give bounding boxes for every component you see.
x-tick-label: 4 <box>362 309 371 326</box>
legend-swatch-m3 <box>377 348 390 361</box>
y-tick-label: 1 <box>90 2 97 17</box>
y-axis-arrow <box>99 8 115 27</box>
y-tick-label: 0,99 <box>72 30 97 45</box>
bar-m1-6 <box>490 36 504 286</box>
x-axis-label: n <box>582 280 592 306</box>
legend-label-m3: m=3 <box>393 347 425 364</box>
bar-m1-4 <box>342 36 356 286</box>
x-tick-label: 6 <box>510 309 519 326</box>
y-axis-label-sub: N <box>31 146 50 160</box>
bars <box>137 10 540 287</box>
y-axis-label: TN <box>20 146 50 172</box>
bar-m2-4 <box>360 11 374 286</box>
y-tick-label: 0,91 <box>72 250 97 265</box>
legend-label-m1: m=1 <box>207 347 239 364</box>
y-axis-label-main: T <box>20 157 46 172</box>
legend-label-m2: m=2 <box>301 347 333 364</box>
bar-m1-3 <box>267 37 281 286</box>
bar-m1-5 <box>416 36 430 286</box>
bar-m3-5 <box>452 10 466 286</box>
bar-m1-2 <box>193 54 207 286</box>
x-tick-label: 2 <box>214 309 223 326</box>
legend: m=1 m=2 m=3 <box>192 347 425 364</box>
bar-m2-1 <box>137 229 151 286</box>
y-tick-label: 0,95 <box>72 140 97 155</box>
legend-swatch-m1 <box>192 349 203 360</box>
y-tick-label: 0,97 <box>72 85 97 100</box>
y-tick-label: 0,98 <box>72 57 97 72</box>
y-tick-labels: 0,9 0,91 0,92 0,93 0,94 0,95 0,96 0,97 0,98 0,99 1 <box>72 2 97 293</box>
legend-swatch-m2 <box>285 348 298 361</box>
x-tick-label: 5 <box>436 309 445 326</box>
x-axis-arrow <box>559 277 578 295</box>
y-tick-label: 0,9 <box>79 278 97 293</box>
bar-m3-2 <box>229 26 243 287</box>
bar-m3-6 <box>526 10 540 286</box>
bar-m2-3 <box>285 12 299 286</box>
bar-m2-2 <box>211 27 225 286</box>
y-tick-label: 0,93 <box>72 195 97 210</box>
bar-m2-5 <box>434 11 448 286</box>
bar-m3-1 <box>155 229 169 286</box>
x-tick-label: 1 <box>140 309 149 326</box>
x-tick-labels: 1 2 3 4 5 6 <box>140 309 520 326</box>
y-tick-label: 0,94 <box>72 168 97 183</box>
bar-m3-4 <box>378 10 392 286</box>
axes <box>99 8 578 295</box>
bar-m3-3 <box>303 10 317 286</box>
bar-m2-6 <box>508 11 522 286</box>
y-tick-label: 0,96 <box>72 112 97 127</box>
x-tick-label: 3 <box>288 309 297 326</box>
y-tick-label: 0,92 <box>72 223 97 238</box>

...

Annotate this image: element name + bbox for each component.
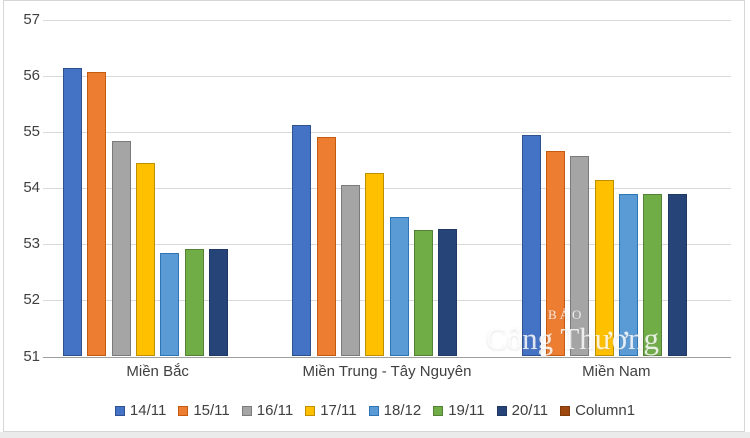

Stated problem: Copy the data above exactly, starting with the line that contains "give bounding boxes" and going on through the line that contains "x-axis-label: n <box>582 280 592 306</box>", with both of those lines included.

Exercise answer:
give bounding boxes for every component you see.
x-tick-label: 4 <box>362 309 371 326</box>
legend-swatch-m3 <box>377 348 390 361</box>
y-tick-label: 1 <box>90 2 97 17</box>
y-axis-arrow <box>99 8 115 27</box>
y-tick-label: 0,99 <box>72 30 97 45</box>
bar-m1-6 <box>490 36 504 286</box>
x-axis-label: n <box>582 280 592 306</box>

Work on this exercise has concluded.